**Material for this task**

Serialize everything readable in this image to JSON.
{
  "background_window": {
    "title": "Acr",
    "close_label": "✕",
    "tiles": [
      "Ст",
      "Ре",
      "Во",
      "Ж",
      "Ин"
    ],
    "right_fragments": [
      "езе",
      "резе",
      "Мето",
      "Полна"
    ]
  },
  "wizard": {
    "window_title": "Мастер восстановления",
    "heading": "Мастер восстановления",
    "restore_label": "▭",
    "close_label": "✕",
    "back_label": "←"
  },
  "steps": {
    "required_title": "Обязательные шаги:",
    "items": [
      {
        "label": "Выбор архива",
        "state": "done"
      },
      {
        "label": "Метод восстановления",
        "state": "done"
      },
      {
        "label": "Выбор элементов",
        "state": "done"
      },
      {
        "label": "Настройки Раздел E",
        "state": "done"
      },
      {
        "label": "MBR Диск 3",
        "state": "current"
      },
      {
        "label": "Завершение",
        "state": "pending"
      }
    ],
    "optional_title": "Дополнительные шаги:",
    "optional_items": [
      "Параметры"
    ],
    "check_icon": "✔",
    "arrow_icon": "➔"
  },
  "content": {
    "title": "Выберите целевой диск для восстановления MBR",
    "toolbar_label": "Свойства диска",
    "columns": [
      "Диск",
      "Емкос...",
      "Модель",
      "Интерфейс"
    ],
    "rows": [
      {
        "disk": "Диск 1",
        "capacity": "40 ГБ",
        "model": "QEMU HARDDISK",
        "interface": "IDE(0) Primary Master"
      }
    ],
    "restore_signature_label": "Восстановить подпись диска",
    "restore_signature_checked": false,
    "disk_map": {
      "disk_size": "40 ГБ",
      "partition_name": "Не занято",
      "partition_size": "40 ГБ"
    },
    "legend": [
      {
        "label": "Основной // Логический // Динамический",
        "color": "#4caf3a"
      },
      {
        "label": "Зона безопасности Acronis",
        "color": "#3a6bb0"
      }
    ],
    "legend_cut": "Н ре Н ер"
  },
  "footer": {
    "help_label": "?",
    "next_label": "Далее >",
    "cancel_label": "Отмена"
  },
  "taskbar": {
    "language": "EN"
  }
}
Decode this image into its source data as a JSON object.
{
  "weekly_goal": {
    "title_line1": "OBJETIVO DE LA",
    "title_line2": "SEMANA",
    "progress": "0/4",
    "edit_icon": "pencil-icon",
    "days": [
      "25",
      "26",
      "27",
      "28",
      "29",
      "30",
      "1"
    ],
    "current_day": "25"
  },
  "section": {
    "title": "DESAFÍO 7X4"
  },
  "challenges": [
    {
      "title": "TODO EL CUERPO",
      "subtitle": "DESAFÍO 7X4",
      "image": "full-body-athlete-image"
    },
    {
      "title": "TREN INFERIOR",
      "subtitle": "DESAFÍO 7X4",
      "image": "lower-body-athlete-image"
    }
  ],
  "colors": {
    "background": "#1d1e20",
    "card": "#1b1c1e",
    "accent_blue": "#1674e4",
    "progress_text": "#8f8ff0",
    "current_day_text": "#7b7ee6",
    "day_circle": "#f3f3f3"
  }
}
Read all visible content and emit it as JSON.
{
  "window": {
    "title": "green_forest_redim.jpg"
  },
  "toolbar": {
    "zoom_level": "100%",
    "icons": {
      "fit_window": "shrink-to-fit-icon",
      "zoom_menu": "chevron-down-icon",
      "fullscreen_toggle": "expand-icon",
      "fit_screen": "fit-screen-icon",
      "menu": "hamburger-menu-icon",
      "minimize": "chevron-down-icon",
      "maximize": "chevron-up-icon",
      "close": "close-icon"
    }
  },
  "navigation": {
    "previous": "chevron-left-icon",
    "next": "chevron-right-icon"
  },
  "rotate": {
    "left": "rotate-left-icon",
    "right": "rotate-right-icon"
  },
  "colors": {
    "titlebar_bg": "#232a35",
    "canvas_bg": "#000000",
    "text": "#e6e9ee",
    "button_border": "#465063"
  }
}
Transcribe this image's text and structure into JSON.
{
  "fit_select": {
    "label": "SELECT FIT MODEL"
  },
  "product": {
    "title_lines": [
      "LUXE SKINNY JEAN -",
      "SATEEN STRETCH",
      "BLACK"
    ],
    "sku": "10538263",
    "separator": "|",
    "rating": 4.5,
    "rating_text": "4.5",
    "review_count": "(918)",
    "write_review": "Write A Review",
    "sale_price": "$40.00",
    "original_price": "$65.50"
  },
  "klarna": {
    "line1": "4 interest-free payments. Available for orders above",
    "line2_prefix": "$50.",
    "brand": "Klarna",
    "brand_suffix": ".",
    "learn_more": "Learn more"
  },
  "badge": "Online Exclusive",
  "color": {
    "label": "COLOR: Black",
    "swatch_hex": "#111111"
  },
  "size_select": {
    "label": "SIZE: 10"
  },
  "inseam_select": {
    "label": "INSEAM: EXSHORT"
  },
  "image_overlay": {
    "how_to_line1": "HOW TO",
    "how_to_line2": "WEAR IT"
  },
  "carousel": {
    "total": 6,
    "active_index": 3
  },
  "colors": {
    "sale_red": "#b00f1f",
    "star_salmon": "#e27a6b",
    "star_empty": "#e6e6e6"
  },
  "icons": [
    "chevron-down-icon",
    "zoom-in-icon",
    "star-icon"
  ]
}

**Set task**
Reproduce the material above without altering a single character.

**Exercise output**
Serialize everything readable in this image to JSON.
{
  "background_window": {
    "title": "Acr",
    "close_label": "✕",
    "tiles": [
      "Ст",
      "Ре",
      "Во",
      "Ж",
      "Ин"
    ],
    "right_fragments": [
      "езе",
      "резе",
      "Мето",
      "Полна"
    ]
  },
  "wizard": {
    "window_title": "Мастер восстановления",
    "heading": "Мастер восстановления",
    "restore_label": "▭",
    "close_label": "✕",
    "back_label": "←"
  },
  "steps": {
    "required_title": "Обязательные шаги:",
    "items": [
      {
        "label": "Выбор архива",
        "state": "done"
      },
      {
        "label": "Метод восстановления",
        "state": "done"
      },
      {
        "label": "Выбор элементов",
        "state": "done"
      },
      {
        "label": "Настройки Раздел E",
        "state": "done"
      },
      {
        "label": "MBR Диск 3",
        "state": "current"
      },
      {
        "label": "Завершение",
        "state": "pending"
      }
    ],
    "optional_title": "Дополнительные шаги:",
    "optional_items": [
      "Параметры"
    ],
    "check_icon": "✔",
    "arrow_icon": "➔"
  },
  "content": {
    "title": "Выберите целевой диск для восстановления MBR",
    "toolbar_label": "Свойства диска",
    "columns": [
      "Диск",
      "Емкос...",
      "Модель",
      "Интерфейс"
    ],
    "rows": [
      {
        "disk": "Диск 1",
        "capacity": "40 ГБ",
        "model": "QEMU HARDDISK",
        "interface": "IDE(0) Primary Master"
      }
    ],
    "restore_signature_label": "Восстановить подпись диска",
    "restore_signature_checked": false,
    "disk_map": {
      "disk_size": "40 ГБ",
      "partition_name": "Не занято",
      "partition_size": "40 ГБ"
    },
    "legend": [
      {
        "label": "Основной // Логический // Динамический",
        "color": "#4caf3a"
      },
      {
        "label": "Зона безопасности Acronis",
        "color": "#3a6bb0"
      }
    ],
    "legend_cut": "Н ре Н ер"
  },
  "footer": {
    "help_label": "?",
    "next_label": "Далее >",
    "cancel_label": "Отмена"
  },
  "taskbar": {
    "language": "EN"
  }
}
Decode this image into its source data as a JSON object.
{
  "weekly_goal": {
    "title_line1": "OBJETIVO DE LA",
    "title_line2": "SEMANA",
    "progress": "0/4",
    "edit_icon": "pencil-icon",
    "days": [
      "25",
      "26",
      "27",
      "28",
      "29",
      "30",
      "1"
    ],
    "current_day": "25"
  },
  "section": {
    "title": "DESAFÍO 7X4"
  },
  "challenges": [
    {
      "title": "TODO EL CUERPO",
      "subtitle": "DESAFÍO 7X4",
      "image": "full-body-athlete-image"
    },
    {
      "title": "TREN INFERIOR",
      "subtitle": "DESAFÍO 7X4",
      "image": "lower-body-athlete-image"
    }
  ],
  "colors": {
    "background": "#1d1e20",
    "card": "#1b1c1e",
    "accent_blue": "#1674e4",
    "progress_text": "#8f8ff0",
    "current_day_text": "#7b7ee6",
    "day_circle": "#f3f3f3"
  }
}
Read all visible content and emit it as JSON.
{
  "window": {
    "title": "green_forest_redim.jpg"
  },
  "toolbar": {
    "zoom_level": "100%",
    "icons": {
      "fit_window": "shrink-to-fit-icon",
      "zoom_menu": "chevron-down-icon",
      "fullscreen_toggle": "expand-icon",
      "fit_screen": "fit-screen-icon",
      "menu": "hamburger-menu-icon",
      "minimize": "chevron-down-icon",
      "maximize": "chevron-up-icon",
      "close": "close-icon"
    }
  },
  "navigation": {
    "previous": "chevron-left-icon",
    "next": "chevron-right-icon"
  },
  "rotate": {
    "left": "rotate-left-icon",
    "right": "rotate-right-icon"
  },
  "colors": {
    "titlebar_bg": "#232a35",
    "canvas_bg": "#000000",
    "text": "#e6e9ee",
    "button_border": "#465063"
  }
}
Transcribe this image's text and structure into JSON.
{
  "fit_select": {
    "label": "SELECT FIT MODEL"
  },
  "product": {
    "title_lines": [
      "LUXE SKINNY JEAN -",
      "SATEEN STRETCH",
      "BLACK"
    ],
    "sku": "10538263",
    "separator": "|",
    "rating": 4.5,
    "rating_text": "4.5",
    "review_count": "(918)",
    "write_review": "Write A Review",
    "sale_price": "$40.00",
    "original_price": "$65.50"
  },
  "klarna": {
    "line1": "4 interest-free payments. Available for orders above",
    "line2_prefix": "$50.",
    "brand": "Klarna",
    "brand_suffix": ".",
    "learn_more": "Learn more"
  },
  "badge": "Online Exclusive",
  "color": {
    "label": "COLOR: Black",
    "swatch_hex": "#111111"
  },
  "size_select": {
    "label": "SIZE: 10"
  },
  "inseam_select": {
    "label": "INSEAM: EXSHORT"
  },
  "image_overlay": {
    "how_to_line1": "HOW TO",
    "how_to_line2": "WEAR IT"
  },
  "carousel": {
    "total": 6,
    "active_index": 3
  },
  "colors": {
    "sale_red": "#b00f1f",
    "star_salmon": "#e27a6b",
    "star_empty": "#e6e6e6"
  },
  "icons": [
    "chevron-down-icon",
    "zoom-in-icon",
    "star-icon"
  ]
}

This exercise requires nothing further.